## Entries shown
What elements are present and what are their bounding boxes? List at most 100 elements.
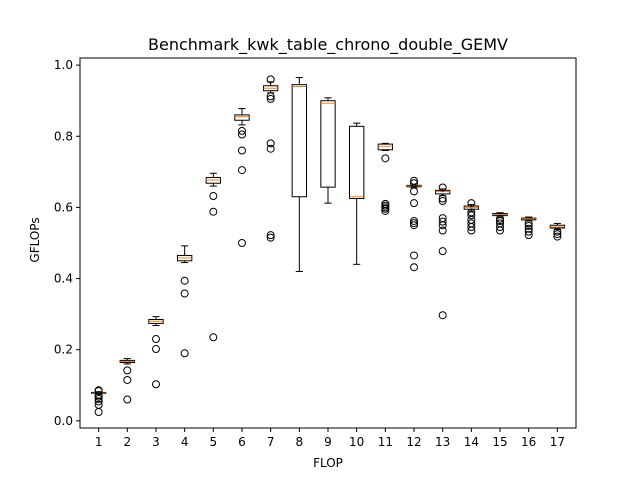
x-tick-label: 1 xyxy=(95,435,103,449)
box-5 xyxy=(205,172,221,342)
box-17 xyxy=(549,222,566,241)
y-axis-label: GFLOPs xyxy=(28,217,42,262)
flier-point xyxy=(496,219,505,228)
flier-point xyxy=(467,199,476,208)
x-tick-label: 8 xyxy=(296,435,304,449)
x-tick-label: 11 xyxy=(378,435,393,449)
y-tick-label: 0.4 xyxy=(54,272,73,286)
flier-point xyxy=(553,230,562,239)
x-tick-label: 10 xyxy=(349,435,364,449)
box-body xyxy=(234,114,250,121)
flier-point xyxy=(381,199,390,208)
flier-point xyxy=(180,289,189,298)
flier-point xyxy=(266,139,275,148)
flier-point xyxy=(410,179,419,188)
flier-point xyxy=(467,208,476,217)
y-tick-label: 0.6 xyxy=(54,200,73,214)
flier-point xyxy=(266,94,275,103)
flier-point xyxy=(94,391,103,400)
flier-point xyxy=(237,146,246,155)
x-tick-label: 2 xyxy=(123,435,131,449)
box-14 xyxy=(463,199,480,235)
y-tick-label: 0.2 xyxy=(54,343,73,357)
box-body xyxy=(320,100,336,188)
flier-point xyxy=(524,227,533,236)
flier-point xyxy=(237,166,246,175)
box-body xyxy=(377,143,394,151)
flier-point xyxy=(410,219,419,228)
x-tick-label: 3 xyxy=(152,435,160,449)
box-8 xyxy=(291,77,307,272)
flier-point xyxy=(410,263,419,272)
flier-point xyxy=(209,192,218,201)
flier-point xyxy=(151,345,160,354)
y-tick-label: 0.8 xyxy=(54,129,73,143)
flier-point xyxy=(438,226,447,235)
box-body xyxy=(291,84,307,198)
box-12 xyxy=(406,176,422,272)
flier-point xyxy=(94,400,103,409)
flier-point xyxy=(496,214,505,223)
flier-point xyxy=(237,130,246,139)
flier-point xyxy=(410,176,419,185)
box-16 xyxy=(521,216,537,240)
box-9 xyxy=(320,97,336,204)
box-3 xyxy=(148,316,164,389)
box-6 xyxy=(234,108,250,247)
x-tick-label: 12 xyxy=(406,435,421,449)
axes: 0.00.20.40.60.81.01 2 3 4 5 6 7 8 9 10 11 12 13 14 15 1… xyxy=(54,58,565,449)
flier-point xyxy=(180,349,189,358)
flier-point xyxy=(410,199,419,208)
box-2 xyxy=(119,358,135,404)
flier-point xyxy=(438,311,447,320)
flier-point xyxy=(438,217,447,226)
flier-point xyxy=(410,221,419,230)
x-tick-label: 14 xyxy=(464,435,479,449)
flier-point xyxy=(410,216,419,225)
box-4 xyxy=(176,245,193,358)
box-11 xyxy=(377,142,394,215)
flier-point xyxy=(94,397,103,406)
flier-point xyxy=(438,247,447,256)
flier-point xyxy=(410,187,419,196)
x-tick-label: 4 xyxy=(181,435,189,449)
flier-point xyxy=(209,333,218,342)
flier-point xyxy=(151,380,160,389)
x-tick-label: 13 xyxy=(435,435,450,449)
flier-point xyxy=(266,231,275,240)
flier-point xyxy=(94,394,103,403)
x-tick-label: 15 xyxy=(492,435,507,449)
box-15 xyxy=(492,212,508,235)
chart-title: Benchmark_kwk_table_chrono_double_GEMV xyxy=(148,35,508,55)
box-1 xyxy=(90,386,107,416)
x-tick-label: 17 xyxy=(550,435,565,449)
flier-point xyxy=(496,222,505,231)
flier-point xyxy=(438,197,447,206)
x-tick-label: 9 xyxy=(324,435,332,449)
y-tick-label: 1.0 xyxy=(54,58,73,72)
flier-point xyxy=(438,194,447,203)
flier-point xyxy=(381,154,390,163)
flier-point xyxy=(496,216,505,225)
flier-point xyxy=(467,219,476,228)
plot-area xyxy=(90,75,566,416)
x-axis-label: FLOP xyxy=(313,456,343,470)
flier-point xyxy=(266,144,275,153)
x-tick-label: 7 xyxy=(267,435,275,449)
box-10 xyxy=(349,122,365,265)
flier-point xyxy=(123,395,132,404)
flier-point xyxy=(410,251,419,260)
flier-point xyxy=(524,224,533,233)
flier-point xyxy=(180,276,189,285)
box-13 xyxy=(435,183,451,320)
flier-point xyxy=(438,214,447,223)
flier-point xyxy=(237,126,246,135)
flier-point xyxy=(266,233,275,242)
flier-point xyxy=(553,227,562,236)
flier-point xyxy=(553,232,562,241)
flier-point xyxy=(524,231,533,240)
box-body xyxy=(435,189,451,195)
flier-point xyxy=(266,75,275,84)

## Objective
Copy all of the lines above word for word, leaving out the picture.

## Solution to this task
What elements are present and what are their bounding boxes? List at most 100 elements.
x-tick-label: 1 xyxy=(95,435,103,449)
box-5 xyxy=(205,172,221,342)
box-17 xyxy=(549,222,566,241)
y-axis-label: GFLOPs xyxy=(28,217,42,262)
flier-point xyxy=(496,219,505,228)
flier-point xyxy=(467,199,476,208)
x-tick-label: 8 xyxy=(296,435,304,449)
x-tick-label: 11 xyxy=(378,435,393,449)
y-tick-label: 0.4 xyxy=(54,272,73,286)
flier-point xyxy=(553,230,562,239)
x-tick-label: 10 xyxy=(349,435,364,449)
box-body xyxy=(234,114,250,121)
flier-point xyxy=(381,199,390,208)
flier-point xyxy=(180,289,189,298)
flier-point xyxy=(266,139,275,148)
flier-point xyxy=(410,179,419,188)
flier-point xyxy=(467,208,476,217)
y-tick-label: 0.6 xyxy=(54,200,73,214)
flier-point xyxy=(266,94,275,103)
flier-point xyxy=(94,391,103,400)
flier-point xyxy=(237,146,246,155)
x-tick-label: 2 xyxy=(123,435,131,449)
box-14 xyxy=(463,199,480,235)
y-tick-label: 0.2 xyxy=(54,343,73,357)
box-body xyxy=(320,100,336,188)
flier-point xyxy=(524,227,533,236)
flier-point xyxy=(237,166,246,175)
box-body xyxy=(377,143,394,151)
flier-point xyxy=(410,219,419,228)
x-tick-label: 3 xyxy=(152,435,160,449)
box-8 xyxy=(291,77,307,272)
flier-point xyxy=(410,263,419,272)
flier-point xyxy=(209,192,218,201)
flier-point xyxy=(151,345,160,354)
y-tick-label: 0.8 xyxy=(54,129,73,143)
flier-point xyxy=(438,226,447,235)
box-body xyxy=(291,84,307,198)
box-12 xyxy=(406,176,422,272)
flier-point xyxy=(94,400,103,409)
flier-point xyxy=(496,214,505,223)
flier-point xyxy=(237,130,246,139)
flier-point xyxy=(410,176,419,185)
box-16 xyxy=(521,216,537,240)
box-9 xyxy=(320,97,336,204)
box-3 xyxy=(148,316,164,389)
box-6 xyxy=(234,108,250,247)
x-tick-label: 12 xyxy=(406,435,421,449)
axes: 0.00.20.40.60.81.01 2 3 4 5 6 7 8 9 10 11 12 13 14 15 1… xyxy=(54,58,565,449)
flier-point xyxy=(180,349,189,358)
flier-point xyxy=(410,199,419,208)
box-2 xyxy=(119,358,135,404)
flier-point xyxy=(438,311,447,320)
flier-point xyxy=(438,217,447,226)
flier-point xyxy=(410,221,419,230)
x-tick-label: 14 xyxy=(464,435,479,449)
flier-point xyxy=(410,216,419,225)
box-4 xyxy=(176,245,193,358)
box-11 xyxy=(377,142,394,215)
flier-point xyxy=(94,397,103,406)
flier-point xyxy=(438,247,447,256)
flier-point xyxy=(410,187,419,196)
x-tick-label: 4 xyxy=(181,435,189,449)
flier-point xyxy=(209,333,218,342)
flier-point xyxy=(151,380,160,389)
x-tick-label: 13 xyxy=(435,435,450,449)
flier-point xyxy=(266,231,275,240)
flier-point xyxy=(94,394,103,403)
x-tick-label: 15 xyxy=(492,435,507,449)
box-15 xyxy=(492,212,508,235)
chart-title: Benchmark_kwk_table_chrono_double_GEMV xyxy=(148,35,508,55)
box-1 xyxy=(90,386,107,416)
x-tick-label: 17 xyxy=(550,435,565,449)
flier-point xyxy=(496,222,505,231)
flier-point xyxy=(438,197,447,206)
x-tick-label: 9 xyxy=(324,435,332,449)
y-tick-label: 1.0 xyxy=(54,58,73,72)
flier-point xyxy=(438,194,447,203)
flier-point xyxy=(381,154,390,163)
flier-point xyxy=(496,216,505,225)
flier-point xyxy=(467,219,476,228)
plot-area xyxy=(90,75,566,416)
x-axis-label: FLOP xyxy=(313,456,343,470)
flier-point xyxy=(266,144,275,153)
x-tick-label: 7 xyxy=(267,435,275,449)
box-10 xyxy=(349,122,365,265)
flier-point xyxy=(123,395,132,404)
flier-point xyxy=(410,251,419,260)
flier-point xyxy=(524,224,533,233)
flier-point xyxy=(180,276,189,285)
box-13 xyxy=(435,183,451,320)
flier-point xyxy=(438,214,447,223)
flier-point xyxy=(237,126,246,135)
flier-point xyxy=(266,233,275,242)
flier-point xyxy=(553,227,562,236)
flier-point xyxy=(553,232,562,241)
flier-point xyxy=(524,231,533,240)
box-body xyxy=(435,189,451,195)
flier-point xyxy=(266,75,275,84)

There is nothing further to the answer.